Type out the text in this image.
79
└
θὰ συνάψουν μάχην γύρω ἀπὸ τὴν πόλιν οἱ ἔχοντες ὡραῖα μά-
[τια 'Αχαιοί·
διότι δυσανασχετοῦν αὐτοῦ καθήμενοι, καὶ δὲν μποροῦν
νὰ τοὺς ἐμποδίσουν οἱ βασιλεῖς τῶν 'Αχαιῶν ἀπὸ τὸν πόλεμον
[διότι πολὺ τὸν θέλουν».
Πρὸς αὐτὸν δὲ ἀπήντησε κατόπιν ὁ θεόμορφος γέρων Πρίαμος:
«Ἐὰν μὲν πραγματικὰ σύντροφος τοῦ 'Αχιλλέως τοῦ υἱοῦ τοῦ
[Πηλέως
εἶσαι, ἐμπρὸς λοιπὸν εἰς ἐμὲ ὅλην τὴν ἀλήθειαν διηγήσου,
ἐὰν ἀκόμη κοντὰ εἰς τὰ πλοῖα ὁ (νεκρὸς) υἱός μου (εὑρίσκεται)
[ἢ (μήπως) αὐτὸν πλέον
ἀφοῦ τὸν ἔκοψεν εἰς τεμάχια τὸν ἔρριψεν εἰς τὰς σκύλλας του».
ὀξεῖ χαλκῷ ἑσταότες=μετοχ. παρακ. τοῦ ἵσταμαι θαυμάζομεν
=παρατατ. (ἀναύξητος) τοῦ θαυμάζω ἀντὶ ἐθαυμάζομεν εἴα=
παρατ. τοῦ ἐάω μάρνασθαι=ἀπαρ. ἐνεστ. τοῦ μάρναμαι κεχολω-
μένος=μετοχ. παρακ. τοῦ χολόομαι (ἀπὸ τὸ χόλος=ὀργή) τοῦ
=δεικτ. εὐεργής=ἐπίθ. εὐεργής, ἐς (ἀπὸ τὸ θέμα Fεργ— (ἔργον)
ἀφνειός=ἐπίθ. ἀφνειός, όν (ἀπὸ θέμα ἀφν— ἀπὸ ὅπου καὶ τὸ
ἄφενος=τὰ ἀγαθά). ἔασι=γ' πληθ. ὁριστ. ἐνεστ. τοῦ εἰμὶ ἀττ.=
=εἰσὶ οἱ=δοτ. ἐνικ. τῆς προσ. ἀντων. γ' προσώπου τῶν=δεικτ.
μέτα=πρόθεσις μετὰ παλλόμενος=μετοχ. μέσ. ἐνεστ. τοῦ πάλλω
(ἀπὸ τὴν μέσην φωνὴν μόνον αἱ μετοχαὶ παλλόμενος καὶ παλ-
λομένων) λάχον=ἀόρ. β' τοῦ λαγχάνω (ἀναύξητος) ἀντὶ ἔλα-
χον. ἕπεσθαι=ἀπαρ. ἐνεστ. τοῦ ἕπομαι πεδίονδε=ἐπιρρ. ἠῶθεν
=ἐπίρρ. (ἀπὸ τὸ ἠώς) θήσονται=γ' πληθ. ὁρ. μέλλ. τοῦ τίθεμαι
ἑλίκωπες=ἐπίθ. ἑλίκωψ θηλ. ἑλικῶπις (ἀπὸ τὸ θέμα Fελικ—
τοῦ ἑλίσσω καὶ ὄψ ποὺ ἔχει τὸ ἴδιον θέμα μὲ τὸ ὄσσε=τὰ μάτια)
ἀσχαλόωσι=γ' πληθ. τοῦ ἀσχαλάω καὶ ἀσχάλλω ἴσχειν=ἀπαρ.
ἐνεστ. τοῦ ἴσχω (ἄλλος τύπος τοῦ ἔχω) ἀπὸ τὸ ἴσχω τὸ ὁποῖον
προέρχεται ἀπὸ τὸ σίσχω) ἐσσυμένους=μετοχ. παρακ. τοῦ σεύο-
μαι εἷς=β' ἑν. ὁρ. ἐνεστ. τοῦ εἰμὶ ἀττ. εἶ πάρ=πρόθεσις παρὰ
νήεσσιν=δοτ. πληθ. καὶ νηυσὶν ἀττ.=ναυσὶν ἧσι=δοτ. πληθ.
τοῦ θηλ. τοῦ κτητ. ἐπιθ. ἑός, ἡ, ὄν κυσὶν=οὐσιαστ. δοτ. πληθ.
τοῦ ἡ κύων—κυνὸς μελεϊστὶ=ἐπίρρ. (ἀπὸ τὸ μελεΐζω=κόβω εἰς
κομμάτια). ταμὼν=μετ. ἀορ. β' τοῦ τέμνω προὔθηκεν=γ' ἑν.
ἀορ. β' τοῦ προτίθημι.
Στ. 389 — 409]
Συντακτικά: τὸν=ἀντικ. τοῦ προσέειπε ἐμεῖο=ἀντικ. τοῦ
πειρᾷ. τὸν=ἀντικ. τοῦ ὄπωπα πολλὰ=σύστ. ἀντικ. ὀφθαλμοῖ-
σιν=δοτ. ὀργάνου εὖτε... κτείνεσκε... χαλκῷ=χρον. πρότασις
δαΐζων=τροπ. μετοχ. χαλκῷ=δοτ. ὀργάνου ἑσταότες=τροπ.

• [OBJECTIVE]:
Every record shown above should be written out again exactly.

• [REPLY]:
Type out the text in this image.
79
└
θὰ συνάψουν μάχην γύρω ἀπὸ τὴν πόλιν οἱ ἔχοντες ὡραῖα μά-
[τια 'Αχαιοί·
διότι δυσανασχετοῦν αὐτοῦ καθήμενοι, καὶ δὲν μποροῦν
νὰ τοὺς ἐμποδίσουν οἱ βασιλεῖς τῶν 'Αχαιῶν ἀπὸ τὸν πόλεμον
[διότι πολὺ τὸν θέλουν».
Πρὸς αὐτὸν δὲ ἀπήντησε κατόπιν ὁ θεόμορφος γέρων Πρίαμος:
«Ἐὰν μὲν πραγματικὰ σύντροφος τοῦ 'Αχιλλέως τοῦ υἱοῦ τοῦ
[Πηλέως
εἶσαι, ἐμπρὸς λοιπὸν εἰς ἐμὲ ὅλην τὴν ἀλήθειαν διηγήσου,
ἐὰν ἀκόμη κοντὰ εἰς τὰ πλοῖα ὁ (νεκρὸς) υἱός μου (εὑρίσκεται)
[ἢ (μήπως) αὐτὸν πλέον
ἀφοῦ τὸν ἔκοψεν εἰς τεμάχια τὸν ἔρριψεν εἰς τὰς σκύλλας του».
ὀξεῖ χαλκῷ ἑσταότες=μετοχ. παρακ. τοῦ ἵσταμαι θαυμάζομεν
=παρατατ. (ἀναύξητος) τοῦ θαυμάζω ἀντὶ ἐθαυμάζομεν εἴα=
παρατ. τοῦ ἐάω μάρνασθαι=ἀπαρ. ἐνεστ. τοῦ μάρναμαι κεχολω-
μένος=μετοχ. παρακ. τοῦ χολόομαι (ἀπὸ τὸ χόλος=ὀργή) τοῦ
=δεικτ. εὐεργής=ἐπίθ. εὐεργής, ἐς (ἀπὸ τὸ θέμα Fεργ— (ἔργον)
ἀφνειός=ἐπίθ. ἀφνειός, όν (ἀπὸ θέμα ἀφν— ἀπὸ ὅπου καὶ τὸ
ἄφενος=τὰ ἀγαθά). ἔασι=γ' πληθ. ὁριστ. ἐνεστ. τοῦ εἰμὶ ἀττ.=
=εἰσὶ οἱ=δοτ. ἐνικ. τῆς προσ. ἀντων. γ' προσώπου τῶν=δεικτ.
μέτα=πρόθεσις μετὰ παλλόμενος=μετοχ. μέσ. ἐνεστ. τοῦ πάλλω
(ἀπὸ τὴν μέσην φωνὴν μόνον αἱ μετοχαὶ παλλόμενος καὶ παλ-
λομένων) λάχον=ἀόρ. β' τοῦ λαγχάνω (ἀναύξητος) ἀντὶ ἔλα-
χον. ἕπεσθαι=ἀπαρ. ἐνεστ. τοῦ ἕπομαι πεδίονδε=ἐπιρρ. ἠῶθεν
=ἐπίρρ. (ἀπὸ τὸ ἠώς) θήσονται=γ' πληθ. ὁρ. μέλλ. τοῦ τίθεμαι
ἑλίκωπες=ἐπίθ. ἑλίκωψ θηλ. ἑλικῶπις (ἀπὸ τὸ θέμα Fελικ—
τοῦ ἑλίσσω καὶ ὄψ ποὺ ἔχει τὸ ἴδιον θέμα μὲ τὸ ὄσσε=τὰ μάτια)
ἀσχαλόωσι=γ' πληθ. τοῦ ἀσχαλάω καὶ ἀσχάλλω ἴσχειν=ἀπαρ.
ἐνεστ. τοῦ ἴσχω (ἄλλος τύπος τοῦ ἔχω) ἀπὸ τὸ ἴσχω τὸ ὁποῖον
προέρχεται ἀπὸ τὸ σίσχω) ἐσσυμένους=μετοχ. παρακ. τοῦ σεύο-
μαι εἷς=β' ἑν. ὁρ. ἐνεστ. τοῦ εἰμὶ ἀττ. εἶ πάρ=πρόθεσις παρὰ
νήεσσιν=δοτ. πληθ. καὶ νηυσὶν ἀττ.=ναυσὶν ἧσι=δοτ. πληθ.
τοῦ θηλ. τοῦ κτητ. ἐπιθ. ἑός, ἡ, ὄν κυσὶν=οὐσιαστ. δοτ. πληθ.
τοῦ ἡ κύων—κυνὸς μελεϊστὶ=ἐπίρρ. (ἀπὸ τὸ μελεΐζω=κόβω εἰς
κομμάτια). ταμὼν=μετ. ἀορ. β' τοῦ τέμνω προὔθηκεν=γ' ἑν.
ἀορ. β' τοῦ προτίθημι.
Στ. 389 — 409]
Συντακτικά: τὸν=ἀντικ. τοῦ προσέειπε ἐμεῖο=ἀντικ. τοῦ
πειρᾷ. τὸν=ἀντικ. τοῦ ὄπωπα πολλὰ=σύστ. ἀντικ. ὀφθαλμοῖ-
σιν=δοτ. ὀργάνου εὖτε... κτείνεσκε... χαλκῷ=χρον. πρότασις
δαΐζων=τροπ. μετοχ. χαλκῷ=δοτ. ὀργάνου ἑσταότες=τροπ.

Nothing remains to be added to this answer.